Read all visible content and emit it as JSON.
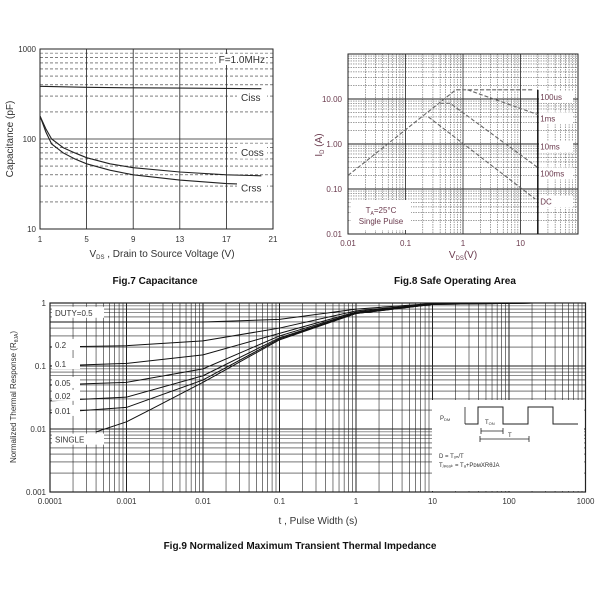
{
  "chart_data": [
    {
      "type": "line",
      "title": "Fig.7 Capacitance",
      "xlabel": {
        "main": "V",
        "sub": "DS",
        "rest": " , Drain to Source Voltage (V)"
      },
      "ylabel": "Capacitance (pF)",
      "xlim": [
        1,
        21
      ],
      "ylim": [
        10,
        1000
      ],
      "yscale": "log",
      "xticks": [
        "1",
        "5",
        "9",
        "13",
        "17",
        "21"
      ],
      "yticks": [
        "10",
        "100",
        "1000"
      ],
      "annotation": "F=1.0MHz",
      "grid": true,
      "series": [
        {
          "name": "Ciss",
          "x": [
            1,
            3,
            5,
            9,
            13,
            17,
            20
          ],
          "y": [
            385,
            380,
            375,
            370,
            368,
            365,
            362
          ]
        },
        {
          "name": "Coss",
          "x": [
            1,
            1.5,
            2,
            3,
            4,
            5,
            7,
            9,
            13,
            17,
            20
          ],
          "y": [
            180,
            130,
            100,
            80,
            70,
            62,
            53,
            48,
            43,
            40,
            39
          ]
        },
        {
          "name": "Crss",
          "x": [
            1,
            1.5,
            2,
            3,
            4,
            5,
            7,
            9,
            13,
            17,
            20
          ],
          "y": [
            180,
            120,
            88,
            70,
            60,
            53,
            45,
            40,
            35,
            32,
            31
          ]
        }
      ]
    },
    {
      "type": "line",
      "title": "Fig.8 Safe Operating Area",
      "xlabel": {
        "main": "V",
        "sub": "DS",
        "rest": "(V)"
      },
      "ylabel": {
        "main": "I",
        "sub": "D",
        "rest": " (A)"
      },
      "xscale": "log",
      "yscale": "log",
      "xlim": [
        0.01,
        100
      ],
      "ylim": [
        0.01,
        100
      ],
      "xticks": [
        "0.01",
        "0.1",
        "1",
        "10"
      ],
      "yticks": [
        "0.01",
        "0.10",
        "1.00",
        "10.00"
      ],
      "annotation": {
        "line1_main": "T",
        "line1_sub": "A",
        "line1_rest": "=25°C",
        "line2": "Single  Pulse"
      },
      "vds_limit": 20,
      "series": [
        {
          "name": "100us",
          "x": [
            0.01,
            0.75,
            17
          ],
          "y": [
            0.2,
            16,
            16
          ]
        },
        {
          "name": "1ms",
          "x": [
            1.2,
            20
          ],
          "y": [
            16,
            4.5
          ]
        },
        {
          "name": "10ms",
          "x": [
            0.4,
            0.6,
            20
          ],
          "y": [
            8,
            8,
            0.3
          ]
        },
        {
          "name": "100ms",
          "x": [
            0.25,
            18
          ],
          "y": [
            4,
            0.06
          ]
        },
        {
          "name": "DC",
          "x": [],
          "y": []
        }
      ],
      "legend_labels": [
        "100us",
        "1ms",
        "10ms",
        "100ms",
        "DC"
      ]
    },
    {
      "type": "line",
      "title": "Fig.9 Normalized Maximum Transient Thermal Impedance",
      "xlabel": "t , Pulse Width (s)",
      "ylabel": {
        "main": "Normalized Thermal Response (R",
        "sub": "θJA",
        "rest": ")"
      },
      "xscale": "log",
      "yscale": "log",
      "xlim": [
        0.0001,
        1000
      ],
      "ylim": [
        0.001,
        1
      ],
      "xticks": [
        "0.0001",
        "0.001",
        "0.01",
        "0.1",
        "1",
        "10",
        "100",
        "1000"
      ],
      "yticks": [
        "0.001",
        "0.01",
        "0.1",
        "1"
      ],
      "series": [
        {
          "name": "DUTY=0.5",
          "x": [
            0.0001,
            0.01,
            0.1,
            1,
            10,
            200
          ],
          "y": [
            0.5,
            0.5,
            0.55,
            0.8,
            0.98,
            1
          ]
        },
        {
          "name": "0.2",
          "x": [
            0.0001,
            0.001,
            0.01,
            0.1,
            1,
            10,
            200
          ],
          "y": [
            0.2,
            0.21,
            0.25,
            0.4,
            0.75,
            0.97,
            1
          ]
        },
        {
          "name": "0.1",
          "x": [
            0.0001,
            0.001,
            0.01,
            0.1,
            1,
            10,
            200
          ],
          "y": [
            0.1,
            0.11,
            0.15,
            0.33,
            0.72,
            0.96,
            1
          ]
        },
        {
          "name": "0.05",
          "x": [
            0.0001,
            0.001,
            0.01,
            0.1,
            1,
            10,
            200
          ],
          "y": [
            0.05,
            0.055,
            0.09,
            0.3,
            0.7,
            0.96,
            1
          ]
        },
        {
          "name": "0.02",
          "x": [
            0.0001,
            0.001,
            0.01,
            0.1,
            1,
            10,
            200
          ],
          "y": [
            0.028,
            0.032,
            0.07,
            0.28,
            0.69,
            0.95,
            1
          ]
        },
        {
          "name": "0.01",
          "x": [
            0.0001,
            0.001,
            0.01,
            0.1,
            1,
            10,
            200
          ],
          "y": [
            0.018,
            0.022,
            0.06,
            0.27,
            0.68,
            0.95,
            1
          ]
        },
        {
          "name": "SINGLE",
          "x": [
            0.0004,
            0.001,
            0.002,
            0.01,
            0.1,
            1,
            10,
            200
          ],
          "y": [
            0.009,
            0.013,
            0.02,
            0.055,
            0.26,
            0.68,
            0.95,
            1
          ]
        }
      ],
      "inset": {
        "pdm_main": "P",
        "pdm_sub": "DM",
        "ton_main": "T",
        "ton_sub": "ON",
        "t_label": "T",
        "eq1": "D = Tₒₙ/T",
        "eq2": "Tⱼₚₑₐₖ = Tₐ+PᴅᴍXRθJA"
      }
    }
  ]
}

Exercise directions
Leave the pictures out, and transcribe each of the records exactly.

Full solution
Read all visible content and emit it as JSON.
{
  "chart_data": [
    {
      "type": "line",
      "title": "Fig.7 Capacitance",
      "xlabel": {
        "main": "V",
        "sub": "DS",
        "rest": " , Drain to Source Voltage (V)"
      },
      "ylabel": "Capacitance (pF)",
      "xlim": [
        1,
        21
      ],
      "ylim": [
        10,
        1000
      ],
      "yscale": "log",
      "xticks": [
        "1",
        "5",
        "9",
        "13",
        "17",
        "21"
      ],
      "yticks": [
        "10",
        "100",
        "1000"
      ],
      "annotation": "F=1.0MHz",
      "grid": true,
      "series": [
        {
          "name": "Ciss",
          "x": [
            1,
            3,
            5,
            9,
            13,
            17,
            20
          ],
          "y": [
            385,
            380,
            375,
            370,
            368,
            365,
            362
          ]
        },
        {
          "name": "Coss",
          "x": [
            1,
            1.5,
            2,
            3,
            4,
            5,
            7,
            9,
            13,
            17,
            20
          ],
          "y": [
            180,
            130,
            100,
            80,
            70,
            62,
            53,
            48,
            43,
            40,
            39
          ]
        },
        {
          "name": "Crss",
          "x": [
            1,
            1.5,
            2,
            3,
            4,
            5,
            7,
            9,
            13,
            17,
            20
          ],
          "y": [
            180,
            120,
            88,
            70,
            60,
            53,
            45,
            40,
            35,
            32,
            31
          ]
        }
      ]
    },
    {
      "type": "line",
      "title": "Fig.8 Safe Operating Area",
      "xlabel": {
        "main": "V",
        "sub": "DS",
        "rest": "(V)"
      },
      "ylabel": {
        "main": "I",
        "sub": "D",
        "rest": " (A)"
      },
      "xscale": "log",
      "yscale": "log",
      "xlim": [
        0.01,
        100
      ],
      "ylim": [
        0.01,
        100
      ],
      "xticks": [
        "0.01",
        "0.1",
        "1",
        "10"
      ],
      "yticks": [
        "0.01",
        "0.10",
        "1.00",
        "10.00"
      ],
      "annotation": {
        "line1_main": "T",
        "line1_sub": "A",
        "line1_rest": "=25°C",
        "line2": "Single  Pulse"
      },
      "vds_limit": 20,
      "series": [
        {
          "name": "100us",
          "x": [
            0.01,
            0.75,
            17
          ],
          "y": [
            0.2,
            16,
            16
          ]
        },
        {
          "name": "1ms",
          "x": [
            1.2,
            20
          ],
          "y": [
            16,
            4.5
          ]
        },
        {
          "name": "10ms",
          "x": [
            0.4,
            0.6,
            20
          ],
          "y": [
            8,
            8,
            0.3
          ]
        },
        {
          "name": "100ms",
          "x": [
            0.25,
            18
          ],
          "y": [
            4,
            0.06
          ]
        },
        {
          "name": "DC",
          "x": [],
          "y": []
        }
      ],
      "legend_labels": [
        "100us",
        "1ms",
        "10ms",
        "100ms",
        "DC"
      ]
    },
    {
      "type": "line",
      "title": "Fig.9 Normalized Maximum Transient Thermal Impedance",
      "xlabel": "t , Pulse Width (s)",
      "ylabel": {
        "main": "Normalized Thermal Response (R",
        "sub": "θJA",
        "rest": ")"
      },
      "xscale": "log",
      "yscale": "log",
      "xlim": [
        0.0001,
        1000
      ],
      "ylim": [
        0.001,
        1
      ],
      "xticks": [
        "0.0001",
        "0.001",
        "0.01",
        "0.1",
        "1",
        "10",
        "100",
        "1000"
      ],
      "yticks": [
        "0.001",
        "0.01",
        "0.1",
        "1"
      ],
      "series": [
        {
          "name": "DUTY=0.5",
          "x": [
            0.0001,
            0.01,
            0.1,
            1,
            10,
            200
          ],
          "y": [
            0.5,
            0.5,
            0.55,
            0.8,
            0.98,
            1
          ]
        },
        {
          "name": "0.2",
          "x": [
            0.0001,
            0.001,
            0.01,
            0.1,
            1,
            10,
            200
          ],
          "y": [
            0.2,
            0.21,
            0.25,
            0.4,
            0.75,
            0.97,
            1
          ]
        },
        {
          "name": "0.1",
          "x": [
            0.0001,
            0.001,
            0.01,
            0.1,
            1,
            10,
            200
          ],
          "y": [
            0.1,
            0.11,
            0.15,
            0.33,
            0.72,
            0.96,
            1
          ]
        },
        {
          "name": "0.05",
          "x": [
            0.0001,
            0.001,
            0.01,
            0.1,
            1,
            10,
            200
          ],
          "y": [
            0.05,
            0.055,
            0.09,
            0.3,
            0.7,
            0.96,
            1
          ]
        },
        {
          "name": "0.02",
          "x": [
            0.0001,
            0.001,
            0.01,
            0.1,
            1,
            10,
            200
          ],
          "y": [
            0.028,
            0.032,
            0.07,
            0.28,
            0.69,
            0.95,
            1
          ]
        },
        {
          "name": "0.01",
          "x": [
            0.0001,
            0.001,
            0.01,
            0.1,
            1,
            10,
            200
          ],
          "y": [
            0.018,
            0.022,
            0.06,
            0.27,
            0.68,
            0.95,
            1
          ]
        },
        {
          "name": "SINGLE",
          "x": [
            0.0004,
            0.001,
            0.002,
            0.01,
            0.1,
            1,
            10,
            200
          ],
          "y": [
            0.009,
            0.013,
            0.02,
            0.055,
            0.26,
            0.68,
            0.95,
            1
          ]
        }
      ],
      "inset": {
        "pdm_main": "P",
        "pdm_sub": "DM",
        "ton_main": "T",
        "ton_sub": "ON",
        "t_label": "T",
        "eq1": "D = Tₒₙ/T",
        "eq2": "Tⱼₚₑₐₖ = Tₐ+PᴅᴍXRθJA"
      }
    }
  ]
}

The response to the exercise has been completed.